START Dataset excerpts

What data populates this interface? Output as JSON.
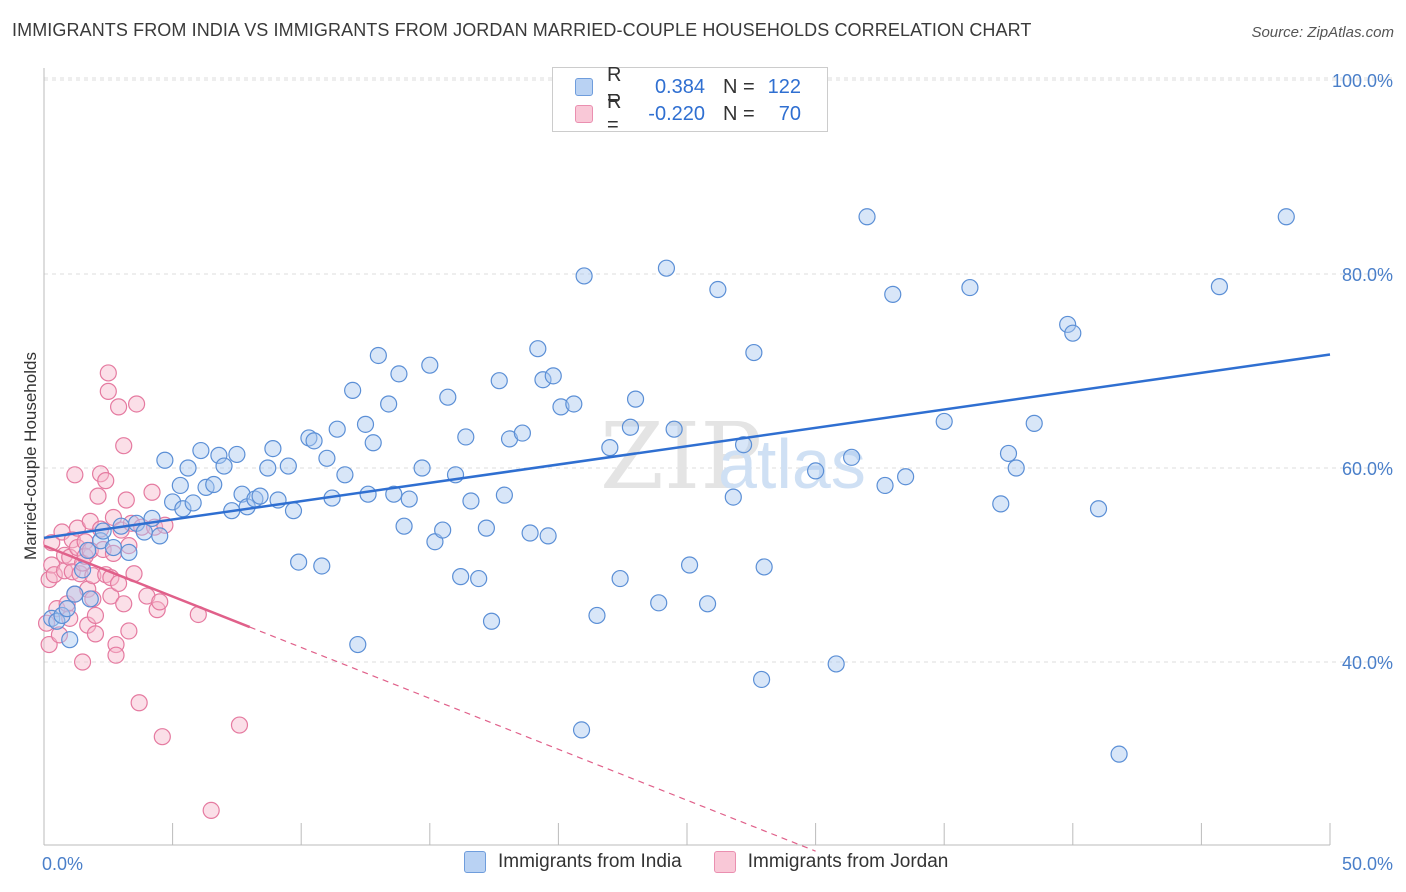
{
  "title": "IMMIGRANTS FROM INDIA VS IMMIGRANTS FROM JORDAN MARRIED-COUPLE HOUSEHOLDS CORRELATION CHART",
  "source": "Source: ZipAtlas.com",
  "watermark": {
    "zip": "ZIP",
    "atlas": "atlas"
  },
  "legend": {
    "india": {
      "r_label": "R =",
      "r_value": "0.384",
      "n_label": "N =",
      "n_value": "122"
    },
    "jordan": {
      "r_label": "R =",
      "r_value": "-0.220",
      "n_label": "N =",
      "n_value": "70"
    }
  },
  "colors": {
    "india_fill": "#a8c8f0",
    "india_stroke": "#5b8fd6",
    "india_line": "#2f6fd1",
    "jordan_fill": "#f6b8cb",
    "jordan_stroke": "#e57aa0",
    "jordan_line": "#e0608a",
    "axis_text": "#4a7fc9",
    "grid": "#dddddd"
  },
  "chart_data": {
    "type": "scatter",
    "title": "IMMIGRANTS FROM INDIA VS IMMIGRANTS FROM JORDAN MARRIED-COUPLE HOUSEHOLDS CORRELATION CHART",
    "xlabel": "",
    "ylabel": "Married-couple Households",
    "xlim": [
      0,
      50
    ],
    "ylim": [
      20,
      100
    ],
    "x_tick_labels": {
      "left": "0.0%",
      "right": "50.0%"
    },
    "y_ticks": [
      {
        "value": 100,
        "label": "100.0%"
      },
      {
        "value": 80,
        "label": "80.0%"
      },
      {
        "value": 60,
        "label": "60.0%"
      },
      {
        "value": 40,
        "label": "40.0%"
      }
    ],
    "series": [
      {
        "name": "Immigrants from India",
        "trend": {
          "x": [
            0,
            50
          ],
          "y": [
            52.8,
            71.7
          ],
          "dashed_extension": false
        },
        "points": [
          [
            0.3,
            44.5
          ],
          [
            0.5,
            44.2
          ],
          [
            0.7,
            44.8
          ],
          [
            0.9,
            45.5
          ],
          [
            1.0,
            42.3
          ],
          [
            1.2,
            47.0
          ],
          [
            1.5,
            49.5
          ],
          [
            1.7,
            51.5
          ],
          [
            1.8,
            46.5
          ],
          [
            2.2,
            52.5
          ],
          [
            2.3,
            53.5
          ],
          [
            2.7,
            51.8
          ],
          [
            3.0,
            54.0
          ],
          [
            3.3,
            51.3
          ],
          [
            3.6,
            54.3
          ],
          [
            3.9,
            53.4
          ],
          [
            4.2,
            54.8
          ],
          [
            4.5,
            53.0
          ],
          [
            4.7,
            60.8
          ],
          [
            5.0,
            56.5
          ],
          [
            5.3,
            58.2
          ],
          [
            5.4,
            55.8
          ],
          [
            5.6,
            60.0
          ],
          [
            5.8,
            56.4
          ],
          [
            6.1,
            61.8
          ],
          [
            6.3,
            58.0
          ],
          [
            6.6,
            58.3
          ],
          [
            6.8,
            61.3
          ],
          [
            7.0,
            60.2
          ],
          [
            7.3,
            55.6
          ],
          [
            7.5,
            61.4
          ],
          [
            7.7,
            57.3
          ],
          [
            7.9,
            56.0
          ],
          [
            8.2,
            56.8
          ],
          [
            8.4,
            57.1
          ],
          [
            8.7,
            60.0
          ],
          [
            8.9,
            62.0
          ],
          [
            9.1,
            56.7
          ],
          [
            9.5,
            60.2
          ],
          [
            9.7,
            55.6
          ],
          [
            9.9,
            50.3
          ],
          [
            10.3,
            63.1
          ],
          [
            10.5,
            62.8
          ],
          [
            10.8,
            49.9
          ],
          [
            11.0,
            61.0
          ],
          [
            11.2,
            56.9
          ],
          [
            11.4,
            64.0
          ],
          [
            11.7,
            59.3
          ],
          [
            12.0,
            68.0
          ],
          [
            12.2,
            41.8
          ],
          [
            12.5,
            64.5
          ],
          [
            12.6,
            57.3
          ],
          [
            12.8,
            62.6
          ],
          [
            13.0,
            71.6
          ],
          [
            13.4,
            66.6
          ],
          [
            13.6,
            57.3
          ],
          [
            13.8,
            69.7
          ],
          [
            14.0,
            54.0
          ],
          [
            14.2,
            56.8
          ],
          [
            14.7,
            60.0
          ],
          [
            15.0,
            70.6
          ],
          [
            15.2,
            52.4
          ],
          [
            15.5,
            53.6
          ],
          [
            15.7,
            67.3
          ],
          [
            16.0,
            59.3
          ],
          [
            16.2,
            48.8
          ],
          [
            16.4,
            63.2
          ],
          [
            16.6,
            56.6
          ],
          [
            16.9,
            48.6
          ],
          [
            17.2,
            53.8
          ],
          [
            17.4,
            44.2
          ],
          [
            17.7,
            69.0
          ],
          [
            17.9,
            57.2
          ],
          [
            18.1,
            63.0
          ],
          [
            18.6,
            63.6
          ],
          [
            18.9,
            53.3
          ],
          [
            19.2,
            72.3
          ],
          [
            19.4,
            69.1
          ],
          [
            19.6,
            53.0
          ],
          [
            19.8,
            69.5
          ],
          [
            20.1,
            66.3
          ],
          [
            20.6,
            66.6
          ],
          [
            20.9,
            33.0
          ],
          [
            21.0,
            79.8
          ],
          [
            21.5,
            44.8
          ],
          [
            22.0,
            62.1
          ],
          [
            22.4,
            48.6
          ],
          [
            22.8,
            64.2
          ],
          [
            23.0,
            67.1
          ],
          [
            23.9,
            46.1
          ],
          [
            24.2,
            80.6
          ],
          [
            24.5,
            64.0
          ],
          [
            25.1,
            50.0
          ],
          [
            25.8,
            46.0
          ],
          [
            26.2,
            78.4
          ],
          [
            26.8,
            57.0
          ],
          [
            27.2,
            62.4
          ],
          [
            27.6,
            71.9
          ],
          [
            27.9,
            38.2
          ],
          [
            28.0,
            49.8
          ],
          [
            30.0,
            59.7
          ],
          [
            30.8,
            39.8
          ],
          [
            31.4,
            61.1
          ],
          [
            32.0,
            85.9
          ],
          [
            32.7,
            58.2
          ],
          [
            33.0,
            77.9
          ],
          [
            33.5,
            59.1
          ],
          [
            35.0,
            64.8
          ],
          [
            36.0,
            78.6
          ],
          [
            37.2,
            56.3
          ],
          [
            37.5,
            61.5
          ],
          [
            37.8,
            60.0
          ],
          [
            38.5,
            64.6
          ],
          [
            39.8,
            74.8
          ],
          [
            40.0,
            73.9
          ],
          [
            41.0,
            55.8
          ],
          [
            41.8,
            30.5
          ],
          [
            45.7,
            78.7
          ],
          [
            48.3,
            85.9
          ]
        ]
      },
      {
        "name": "Immigrants from Jordan",
        "trend": {
          "x": [
            0,
            8
          ],
          "y": [
            52.0,
            43.6
          ],
          "dashed_extension": {
            "x": [
              8,
              30
            ],
            "y": [
              43.6,
              20.5
            ]
          }
        },
        "points": [
          [
            0.1,
            44.0
          ],
          [
            0.2,
            41.8
          ],
          [
            0.2,
            48.5
          ],
          [
            0.3,
            50.0
          ],
          [
            0.3,
            52.3
          ],
          [
            0.4,
            49.0
          ],
          [
            0.5,
            45.5
          ],
          [
            0.6,
            42.8
          ],
          [
            0.7,
            53.4
          ],
          [
            0.8,
            49.4
          ],
          [
            0.8,
            51.0
          ],
          [
            0.9,
            46.0
          ],
          [
            1.0,
            44.5
          ],
          [
            1.0,
            50.8
          ],
          [
            1.1,
            52.6
          ],
          [
            1.1,
            49.3
          ],
          [
            1.2,
            59.3
          ],
          [
            1.2,
            47.0
          ],
          [
            1.3,
            51.8
          ],
          [
            1.3,
            53.8
          ],
          [
            1.4,
            49.1
          ],
          [
            1.5,
            40.0
          ],
          [
            1.5,
            50.2
          ],
          [
            1.6,
            52.4
          ],
          [
            1.6,
            50.9
          ],
          [
            1.7,
            43.8
          ],
          [
            1.7,
            47.5
          ],
          [
            1.8,
            51.5
          ],
          [
            1.8,
            54.5
          ],
          [
            1.9,
            48.9
          ],
          [
            1.9,
            46.5
          ],
          [
            2.0,
            44.8
          ],
          [
            2.0,
            42.9
          ],
          [
            2.1,
            57.1
          ],
          [
            2.2,
            59.4
          ],
          [
            2.2,
            53.7
          ],
          [
            2.3,
            51.6
          ],
          [
            2.4,
            58.7
          ],
          [
            2.4,
            49.0
          ],
          [
            2.5,
            67.9
          ],
          [
            2.5,
            69.8
          ],
          [
            2.6,
            46.8
          ],
          [
            2.6,
            48.7
          ],
          [
            2.7,
            54.9
          ],
          [
            2.7,
            51.2
          ],
          [
            2.8,
            41.8
          ],
          [
            2.8,
            40.7
          ],
          [
            2.9,
            66.3
          ],
          [
            2.9,
            48.1
          ],
          [
            3.0,
            53.6
          ],
          [
            3.1,
            46.0
          ],
          [
            3.1,
            62.3
          ],
          [
            3.2,
            56.7
          ],
          [
            3.3,
            43.2
          ],
          [
            3.3,
            52.0
          ],
          [
            3.4,
            54.3
          ],
          [
            3.5,
            49.1
          ],
          [
            3.6,
            66.6
          ],
          [
            3.7,
            35.8
          ],
          [
            3.8,
            53.9
          ],
          [
            4.0,
            46.8
          ],
          [
            4.2,
            57.5
          ],
          [
            4.3,
            53.9
          ],
          [
            4.4,
            45.4
          ],
          [
            4.5,
            46.2
          ],
          [
            4.6,
            32.3
          ],
          [
            4.7,
            54.1
          ],
          [
            6.0,
            44.9
          ],
          [
            6.5,
            24.7
          ],
          [
            7.6,
            33.5
          ]
        ]
      }
    ]
  }
}
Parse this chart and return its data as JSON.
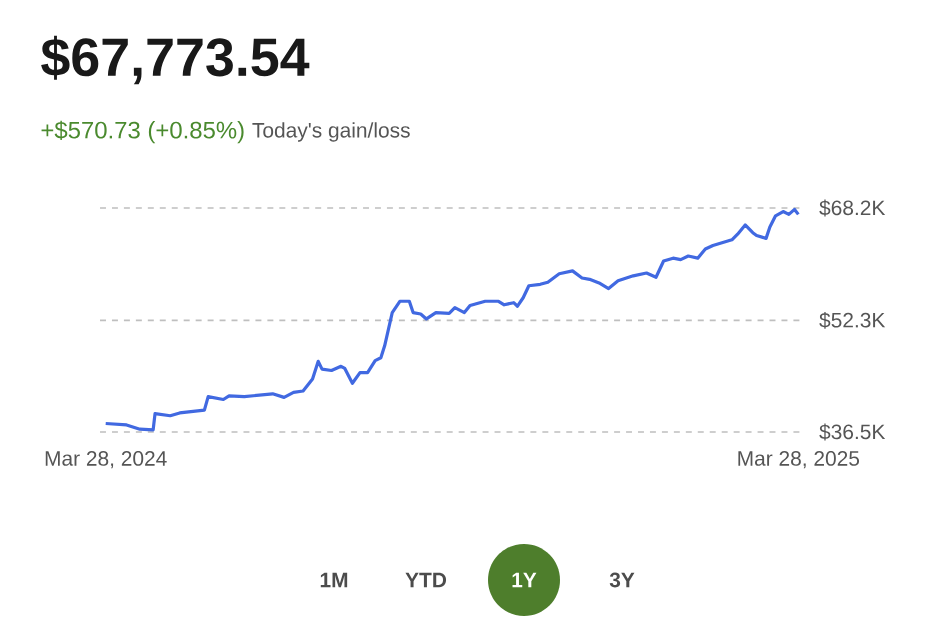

END Dataset excerpts

(Problem description) Count each line above in which the string "name" appears, then state only the total.

(Solution to this task) 2